** Start of Input data **
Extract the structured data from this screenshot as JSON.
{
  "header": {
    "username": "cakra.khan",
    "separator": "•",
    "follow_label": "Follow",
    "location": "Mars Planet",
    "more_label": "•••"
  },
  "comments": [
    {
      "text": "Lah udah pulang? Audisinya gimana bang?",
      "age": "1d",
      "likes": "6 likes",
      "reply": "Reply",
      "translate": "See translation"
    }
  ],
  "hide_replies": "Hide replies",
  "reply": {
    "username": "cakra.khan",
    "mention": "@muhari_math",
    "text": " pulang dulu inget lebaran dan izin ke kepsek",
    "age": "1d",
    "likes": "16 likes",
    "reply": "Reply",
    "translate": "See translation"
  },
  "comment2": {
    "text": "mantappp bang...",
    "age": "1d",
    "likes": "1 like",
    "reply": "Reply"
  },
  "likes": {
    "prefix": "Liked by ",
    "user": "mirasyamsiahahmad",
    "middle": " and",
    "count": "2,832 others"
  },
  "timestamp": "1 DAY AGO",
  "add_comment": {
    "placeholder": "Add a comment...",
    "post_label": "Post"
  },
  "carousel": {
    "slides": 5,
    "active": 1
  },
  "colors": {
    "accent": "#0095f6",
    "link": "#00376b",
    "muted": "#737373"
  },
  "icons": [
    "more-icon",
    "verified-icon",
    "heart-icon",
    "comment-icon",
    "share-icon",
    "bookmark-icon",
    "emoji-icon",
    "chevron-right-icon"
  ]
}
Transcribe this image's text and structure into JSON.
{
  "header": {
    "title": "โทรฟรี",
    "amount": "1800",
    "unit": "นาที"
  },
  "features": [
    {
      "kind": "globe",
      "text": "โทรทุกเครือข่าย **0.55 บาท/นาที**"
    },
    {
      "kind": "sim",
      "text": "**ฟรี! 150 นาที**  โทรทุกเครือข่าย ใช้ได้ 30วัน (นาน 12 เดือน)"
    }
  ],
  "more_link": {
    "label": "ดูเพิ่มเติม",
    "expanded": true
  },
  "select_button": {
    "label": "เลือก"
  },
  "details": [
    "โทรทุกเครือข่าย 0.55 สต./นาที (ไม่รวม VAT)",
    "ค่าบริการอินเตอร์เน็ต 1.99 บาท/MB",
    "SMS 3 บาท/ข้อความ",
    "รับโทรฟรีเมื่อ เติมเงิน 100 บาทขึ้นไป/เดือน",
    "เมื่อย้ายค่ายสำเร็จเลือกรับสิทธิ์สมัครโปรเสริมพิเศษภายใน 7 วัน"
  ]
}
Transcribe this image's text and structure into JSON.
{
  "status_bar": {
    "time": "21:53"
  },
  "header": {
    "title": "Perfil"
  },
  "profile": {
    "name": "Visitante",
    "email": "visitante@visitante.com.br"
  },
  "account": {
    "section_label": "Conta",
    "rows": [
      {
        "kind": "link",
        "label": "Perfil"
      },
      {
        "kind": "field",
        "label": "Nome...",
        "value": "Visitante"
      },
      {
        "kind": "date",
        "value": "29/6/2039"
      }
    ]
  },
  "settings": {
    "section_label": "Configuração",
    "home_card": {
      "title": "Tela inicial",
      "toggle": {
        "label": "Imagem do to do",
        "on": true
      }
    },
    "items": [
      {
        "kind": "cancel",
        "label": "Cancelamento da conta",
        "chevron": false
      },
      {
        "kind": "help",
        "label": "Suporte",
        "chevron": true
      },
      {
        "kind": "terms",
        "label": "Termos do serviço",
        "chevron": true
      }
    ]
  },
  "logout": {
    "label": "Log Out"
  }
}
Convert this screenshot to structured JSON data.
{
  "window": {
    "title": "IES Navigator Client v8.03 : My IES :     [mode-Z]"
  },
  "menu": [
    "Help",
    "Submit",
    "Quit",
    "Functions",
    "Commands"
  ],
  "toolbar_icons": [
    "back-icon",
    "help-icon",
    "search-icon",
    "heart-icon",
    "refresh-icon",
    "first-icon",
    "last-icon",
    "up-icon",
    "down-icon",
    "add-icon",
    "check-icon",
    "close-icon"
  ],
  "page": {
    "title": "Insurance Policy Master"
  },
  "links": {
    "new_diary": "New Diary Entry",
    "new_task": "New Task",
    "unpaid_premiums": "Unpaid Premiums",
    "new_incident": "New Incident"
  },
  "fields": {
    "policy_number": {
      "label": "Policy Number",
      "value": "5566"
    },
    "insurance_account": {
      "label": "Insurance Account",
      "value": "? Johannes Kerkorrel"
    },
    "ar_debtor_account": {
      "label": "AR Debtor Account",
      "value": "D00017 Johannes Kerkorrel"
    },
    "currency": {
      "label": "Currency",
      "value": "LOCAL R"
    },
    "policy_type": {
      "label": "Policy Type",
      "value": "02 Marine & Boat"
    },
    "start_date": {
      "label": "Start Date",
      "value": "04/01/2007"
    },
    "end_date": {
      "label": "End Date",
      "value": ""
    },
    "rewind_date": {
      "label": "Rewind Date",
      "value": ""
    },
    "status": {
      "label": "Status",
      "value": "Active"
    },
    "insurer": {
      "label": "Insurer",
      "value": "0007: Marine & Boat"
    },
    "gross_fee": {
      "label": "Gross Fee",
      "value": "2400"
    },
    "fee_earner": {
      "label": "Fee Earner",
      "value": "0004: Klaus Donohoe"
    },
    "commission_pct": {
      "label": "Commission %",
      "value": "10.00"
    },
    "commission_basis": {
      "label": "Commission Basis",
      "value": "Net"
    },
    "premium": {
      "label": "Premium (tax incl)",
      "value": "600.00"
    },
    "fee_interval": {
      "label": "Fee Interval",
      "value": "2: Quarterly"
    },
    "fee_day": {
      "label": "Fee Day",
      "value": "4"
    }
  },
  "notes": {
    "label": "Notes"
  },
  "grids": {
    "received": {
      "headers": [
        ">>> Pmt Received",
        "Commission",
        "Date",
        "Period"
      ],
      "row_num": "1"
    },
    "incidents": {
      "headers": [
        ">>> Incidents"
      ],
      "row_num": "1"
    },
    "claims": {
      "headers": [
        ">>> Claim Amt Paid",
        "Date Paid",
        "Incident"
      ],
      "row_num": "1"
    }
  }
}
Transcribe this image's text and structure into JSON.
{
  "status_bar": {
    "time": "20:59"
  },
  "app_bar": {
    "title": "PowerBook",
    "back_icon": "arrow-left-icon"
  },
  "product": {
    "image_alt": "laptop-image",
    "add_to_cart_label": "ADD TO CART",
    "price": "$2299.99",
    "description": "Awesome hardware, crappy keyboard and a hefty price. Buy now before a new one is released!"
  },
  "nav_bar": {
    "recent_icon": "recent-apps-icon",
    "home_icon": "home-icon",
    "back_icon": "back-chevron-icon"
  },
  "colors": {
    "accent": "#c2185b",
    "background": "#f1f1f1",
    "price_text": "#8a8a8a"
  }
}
** End of Input data **
### Aim of the task
Write out the entries above once more, without altering anything.

### Response to the task
Extract the structured data from this screenshot as JSON.
{
  "header": {
    "username": "cakra.khan",
    "separator": "•",
    "follow_label": "Follow",
    "location": "Mars Planet",
    "more_label": "•••"
  },
  "comments": [
    {
      "text": "Lah udah pulang? Audisinya gimana bang?",
      "age": "1d",
      "likes": "6 likes",
      "reply": "Reply",
      "translate": "See translation"
    }
  ],
  "hide_replies": "Hide replies",
  "reply": {
    "username": "cakra.khan",
    "mention": "@muhari_math",
    "text": " pulang dulu inget lebaran dan izin ke kepsek",
    "age": "1d",
    "likes": "16 likes",
    "reply": "Reply",
    "translate": "See translation"
  },
  "comment2": {
    "text": "mantappp bang...",
    "age": "1d",
    "likes": "1 like",
    "reply": "Reply"
  },
  "likes": {
    "prefix": "Liked by ",
    "user": "mirasyamsiahahmad",
    "middle": " and",
    "count": "2,832 others"
  },
  "timestamp": "1 DAY AGO",
  "add_comment": {
    "placeholder": "Add a comment...",
    "post_label": "Post"
  },
  "carousel": {
    "slides": 5,
    "active": 1
  },
  "colors": {
    "accent": "#0095f6",
    "link": "#00376b",
    "muted": "#737373"
  },
  "icons": [
    "more-icon",
    "verified-icon",
    "heart-icon",
    "comment-icon",
    "share-icon",
    "bookmark-icon",
    "emoji-icon",
    "chevron-right-icon"
  ]
}
Transcribe this image's text and structure into JSON.
{
  "header": {
    "title": "โทรฟรี",
    "amount": "1800",
    "unit": "นาที"
  },
  "features": [
    {
      "kind": "globe",
      "text": "โทรทุกเครือข่าย **0.55 บาท/นาที**"
    },
    {
      "kind": "sim",
      "text": "**ฟรี! 150 นาที**  โทรทุกเครือข่าย ใช้ได้ 30วัน (นาน 12 เดือน)"
    }
  ],
  "more_link": {
    "label": "ดูเพิ่มเติม",
    "expanded": true
  },
  "select_button": {
    "label": "เลือก"
  },
  "details": [
    "โทรทุกเครือข่าย 0.55 สต./นาที (ไม่รวม VAT)",
    "ค่าบริการอินเตอร์เน็ต 1.99 บาท/MB",
    "SMS 3 บาท/ข้อความ",
    "รับโทรฟรีเมื่อ เติมเงิน 100 บาทขึ้นไป/เดือน",
    "เมื่อย้ายค่ายสำเร็จเลือกรับสิทธิ์สมัครโปรเสริมพิเศษภายใน 7 วัน"
  ]
}
Transcribe this image's text and structure into JSON.
{
  "status_bar": {
    "time": "21:53"
  },
  "header": {
    "title": "Perfil"
  },
  "profile": {
    "name": "Visitante",
    "email": "visitante@visitante.com.br"
  },
  "account": {
    "section_label": "Conta",
    "rows": [
      {
        "kind": "link",
        "label": "Perfil"
      },
      {
        "kind": "field",
        "label": "Nome...",
        "value": "Visitante"
      },
      {
        "kind": "date",
        "value": "29/6/2039"
      }
    ]
  },
  "settings": {
    "section_label": "Configuração",
    "home_card": {
      "title": "Tela inicial",
      "toggle": {
        "label": "Imagem do to do",
        "on": true
      }
    },
    "items": [
      {
        "kind": "cancel",
        "label": "Cancelamento da conta",
        "chevron": false
      },
      {
        "kind": "help",
        "label": "Suporte",
        "chevron": true
      },
      {
        "kind": "terms",
        "label": "Termos do serviço",
        "chevron": true
      }
    ]
  },
  "logout": {
    "label": "Log Out"
  }
}
Convert this screenshot to structured JSON data.
{
  "window": {
    "title": "IES Navigator Client v8.03 : My IES :     [mode-Z]"
  },
  "menu": [
    "Help",
    "Submit",
    "Quit",
    "Functions",
    "Commands"
  ],
  "toolbar_icons": [
    "back-icon",
    "help-icon",
    "search-icon",
    "heart-icon",
    "refresh-icon",
    "first-icon",
    "last-icon",
    "up-icon",
    "down-icon",
    "add-icon",
    "check-icon",
    "close-icon"
  ],
  "page": {
    "title": "Insurance Policy Master"
  },
  "links": {
    "new_diary": "New Diary Entry",
    "new_task": "New Task",
    "unpaid_premiums": "Unpaid Premiums",
    "new_incident": "New Incident"
  },
  "fields": {
    "policy_number": {
      "label": "Policy Number",
      "value": "5566"
    },
    "insurance_account": {
      "label": "Insurance Account",
      "value": "? Johannes Kerkorrel"
    },
    "ar_debtor_account": {
      "label": "AR Debtor Account",
      "value": "D00017 Johannes Kerkorrel"
    },
    "currency": {
      "label": "Currency",
      "value": "LOCAL R"
    },
    "policy_type": {
      "label": "Policy Type",
      "value": "02 Marine & Boat"
    },
    "start_date": {
      "label": "Start Date",
      "value": "04/01/2007"
    },
    "end_date": {
      "label": "End Date",
      "value": ""
    },
    "rewind_date": {
      "label": "Rewind Date",
      "value": ""
    },
    "status": {
      "label": "Status",
      "value": "Active"
    },
    "insurer": {
      "label": "Insurer",
      "value": "0007: Marine & Boat"
    },
    "gross_fee": {
      "label": "Gross Fee",
      "value": "2400"
    },
    "fee_earner": {
      "label": "Fee Earner",
      "value": "0004: Klaus Donohoe"
    },
    "commission_pct": {
      "label": "Commission %",
      "value": "10.00"
    },
    "commission_basis": {
      "label": "Commission Basis",
      "value": "Net"
    },
    "premium": {
      "label": "Premium (tax incl)",
      "value": "600.00"
    },
    "fee_interval": {
      "label": "Fee Interval",
      "value": "2: Quarterly"
    },
    "fee_day": {
      "label": "Fee Day",
      "value": "4"
    }
  },
  "notes": {
    "label": "Notes"
  },
  "grids": {
    "received": {
      "headers": [
        ">>> Pmt Received",
        "Commission",
        "Date",
        "Period"
      ],
      "row_num": "1"
    },
    "incidents": {
      "headers": [
        ">>> Incidents"
      ],
      "row_num": "1"
    },
    "claims": {
      "headers": [
        ">>> Claim Amt Paid",
        "Date Paid",
        "Incident"
      ],
      "row_num": "1"
    }
  }
}
Transcribe this image's text and structure into JSON.
{
  "status_bar": {
    "time": "20:59"
  },
  "app_bar": {
    "title": "PowerBook",
    "back_icon": "arrow-left-icon"
  },
  "product": {
    "image_alt": "laptop-image",
    "add_to_cart_label": "ADD TO CART",
    "price": "$2299.99",
    "description": "Awesome hardware, crappy keyboard and a hefty price. Buy now before a new one is released!"
  },
  "nav_bar": {
    "recent_icon": "recent-apps-icon",
    "home_icon": "home-icon",
    "back_icon": "back-chevron-icon"
  },
  "colors": {
    "accent": "#c2185b",
    "background": "#f1f1f1",
    "price_text": "#8a8a8a"
  }
}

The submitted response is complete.